__Work instructions__: Look through the data below. Collect every line where the word "name" occurs.

════

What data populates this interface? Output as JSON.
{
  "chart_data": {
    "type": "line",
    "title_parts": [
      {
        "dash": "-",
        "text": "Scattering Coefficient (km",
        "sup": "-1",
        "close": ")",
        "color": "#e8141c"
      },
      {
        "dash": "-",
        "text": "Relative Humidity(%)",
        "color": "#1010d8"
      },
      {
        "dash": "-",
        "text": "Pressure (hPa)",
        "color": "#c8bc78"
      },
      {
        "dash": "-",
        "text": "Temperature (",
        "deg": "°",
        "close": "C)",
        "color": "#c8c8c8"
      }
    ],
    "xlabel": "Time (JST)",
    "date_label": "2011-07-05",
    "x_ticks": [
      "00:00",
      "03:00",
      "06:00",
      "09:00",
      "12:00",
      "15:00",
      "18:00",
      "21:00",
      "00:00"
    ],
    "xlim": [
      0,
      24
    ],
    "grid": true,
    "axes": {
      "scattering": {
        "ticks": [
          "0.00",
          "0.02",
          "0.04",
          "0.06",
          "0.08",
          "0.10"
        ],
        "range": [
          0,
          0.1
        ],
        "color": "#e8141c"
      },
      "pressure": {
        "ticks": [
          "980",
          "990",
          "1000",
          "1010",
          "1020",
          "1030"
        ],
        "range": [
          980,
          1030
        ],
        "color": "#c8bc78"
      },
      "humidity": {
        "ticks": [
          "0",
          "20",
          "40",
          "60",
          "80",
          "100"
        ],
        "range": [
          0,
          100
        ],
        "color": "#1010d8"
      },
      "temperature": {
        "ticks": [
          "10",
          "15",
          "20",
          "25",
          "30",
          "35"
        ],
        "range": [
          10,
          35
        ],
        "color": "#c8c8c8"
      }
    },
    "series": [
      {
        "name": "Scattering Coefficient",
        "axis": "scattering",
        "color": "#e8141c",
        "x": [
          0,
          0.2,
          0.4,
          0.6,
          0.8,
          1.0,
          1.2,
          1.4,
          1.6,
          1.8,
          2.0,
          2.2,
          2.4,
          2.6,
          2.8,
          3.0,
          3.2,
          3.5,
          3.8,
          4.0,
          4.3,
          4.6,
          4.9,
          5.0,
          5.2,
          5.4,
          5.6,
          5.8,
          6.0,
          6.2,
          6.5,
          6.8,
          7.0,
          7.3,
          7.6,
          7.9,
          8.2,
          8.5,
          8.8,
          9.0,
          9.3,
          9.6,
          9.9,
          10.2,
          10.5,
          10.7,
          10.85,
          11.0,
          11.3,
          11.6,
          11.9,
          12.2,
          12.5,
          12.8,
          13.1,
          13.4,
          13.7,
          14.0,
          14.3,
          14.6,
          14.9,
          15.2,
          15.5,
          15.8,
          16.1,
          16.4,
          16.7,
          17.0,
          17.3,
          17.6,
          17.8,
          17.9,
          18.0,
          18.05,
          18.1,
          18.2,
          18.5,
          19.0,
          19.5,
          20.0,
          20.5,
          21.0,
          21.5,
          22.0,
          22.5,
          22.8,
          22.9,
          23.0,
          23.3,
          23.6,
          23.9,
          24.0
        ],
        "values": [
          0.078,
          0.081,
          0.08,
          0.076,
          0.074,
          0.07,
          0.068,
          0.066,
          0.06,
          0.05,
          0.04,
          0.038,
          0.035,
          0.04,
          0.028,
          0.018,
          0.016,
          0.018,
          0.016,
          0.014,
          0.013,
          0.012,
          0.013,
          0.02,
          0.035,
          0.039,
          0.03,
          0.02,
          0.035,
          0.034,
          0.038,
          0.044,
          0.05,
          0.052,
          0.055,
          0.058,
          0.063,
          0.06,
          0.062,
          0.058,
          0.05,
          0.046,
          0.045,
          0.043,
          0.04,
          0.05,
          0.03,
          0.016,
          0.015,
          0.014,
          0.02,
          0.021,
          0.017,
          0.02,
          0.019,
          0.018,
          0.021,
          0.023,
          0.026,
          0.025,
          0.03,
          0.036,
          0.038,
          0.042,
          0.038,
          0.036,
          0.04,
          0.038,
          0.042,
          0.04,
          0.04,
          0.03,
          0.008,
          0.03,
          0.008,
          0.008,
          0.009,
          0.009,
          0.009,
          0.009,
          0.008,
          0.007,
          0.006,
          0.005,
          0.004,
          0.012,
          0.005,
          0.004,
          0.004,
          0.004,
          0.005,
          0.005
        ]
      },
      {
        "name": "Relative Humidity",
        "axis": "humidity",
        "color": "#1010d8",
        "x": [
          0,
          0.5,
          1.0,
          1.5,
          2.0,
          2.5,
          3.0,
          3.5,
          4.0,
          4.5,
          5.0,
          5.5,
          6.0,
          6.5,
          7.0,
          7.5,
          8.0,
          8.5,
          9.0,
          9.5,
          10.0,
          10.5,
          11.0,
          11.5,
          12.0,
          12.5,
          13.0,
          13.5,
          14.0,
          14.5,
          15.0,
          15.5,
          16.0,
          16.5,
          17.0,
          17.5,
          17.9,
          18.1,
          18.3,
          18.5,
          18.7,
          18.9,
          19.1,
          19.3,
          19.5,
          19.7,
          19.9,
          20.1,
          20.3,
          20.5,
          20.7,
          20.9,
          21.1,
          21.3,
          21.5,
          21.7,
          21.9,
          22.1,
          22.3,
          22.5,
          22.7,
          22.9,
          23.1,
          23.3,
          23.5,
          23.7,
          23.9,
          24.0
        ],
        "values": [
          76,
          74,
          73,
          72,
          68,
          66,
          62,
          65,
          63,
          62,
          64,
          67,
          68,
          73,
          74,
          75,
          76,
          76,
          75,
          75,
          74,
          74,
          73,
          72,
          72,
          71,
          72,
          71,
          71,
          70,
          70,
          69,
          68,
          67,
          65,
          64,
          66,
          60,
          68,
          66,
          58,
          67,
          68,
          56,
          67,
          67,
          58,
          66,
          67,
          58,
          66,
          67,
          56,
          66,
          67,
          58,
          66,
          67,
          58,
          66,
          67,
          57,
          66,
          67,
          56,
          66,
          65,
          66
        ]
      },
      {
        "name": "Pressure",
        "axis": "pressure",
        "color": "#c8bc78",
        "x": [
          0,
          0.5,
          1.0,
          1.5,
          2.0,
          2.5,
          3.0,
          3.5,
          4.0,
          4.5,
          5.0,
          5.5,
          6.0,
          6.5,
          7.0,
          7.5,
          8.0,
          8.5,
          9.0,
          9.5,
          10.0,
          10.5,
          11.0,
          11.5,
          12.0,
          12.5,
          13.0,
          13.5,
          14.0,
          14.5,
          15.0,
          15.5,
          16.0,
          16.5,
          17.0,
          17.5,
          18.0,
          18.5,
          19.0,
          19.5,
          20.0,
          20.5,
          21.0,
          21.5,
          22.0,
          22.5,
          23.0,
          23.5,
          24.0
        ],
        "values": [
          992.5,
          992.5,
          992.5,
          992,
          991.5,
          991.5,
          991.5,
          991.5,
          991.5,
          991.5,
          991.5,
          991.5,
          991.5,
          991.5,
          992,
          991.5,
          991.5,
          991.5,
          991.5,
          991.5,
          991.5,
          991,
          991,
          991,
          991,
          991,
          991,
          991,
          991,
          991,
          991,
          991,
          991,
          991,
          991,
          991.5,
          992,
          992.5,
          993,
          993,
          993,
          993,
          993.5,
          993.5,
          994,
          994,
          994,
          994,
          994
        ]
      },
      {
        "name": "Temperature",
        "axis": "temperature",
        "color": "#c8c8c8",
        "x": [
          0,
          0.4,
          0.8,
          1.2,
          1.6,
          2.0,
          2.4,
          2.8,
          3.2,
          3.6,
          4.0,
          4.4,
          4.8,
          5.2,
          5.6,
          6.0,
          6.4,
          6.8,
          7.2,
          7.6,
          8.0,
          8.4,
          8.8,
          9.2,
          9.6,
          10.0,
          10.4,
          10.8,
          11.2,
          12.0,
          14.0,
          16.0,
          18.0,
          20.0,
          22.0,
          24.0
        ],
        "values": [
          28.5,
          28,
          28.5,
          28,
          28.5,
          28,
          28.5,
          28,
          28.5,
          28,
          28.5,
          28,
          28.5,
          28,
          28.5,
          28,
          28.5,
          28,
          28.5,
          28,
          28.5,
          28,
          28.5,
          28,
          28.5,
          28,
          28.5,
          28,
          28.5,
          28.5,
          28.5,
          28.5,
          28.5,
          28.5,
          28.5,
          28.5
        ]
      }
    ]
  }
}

════

__Correct output__:
        "name": "Scattering Coefficient",
        "name": "Relative Humidity",
        "name": "Pressure",
        "name": "Temperature",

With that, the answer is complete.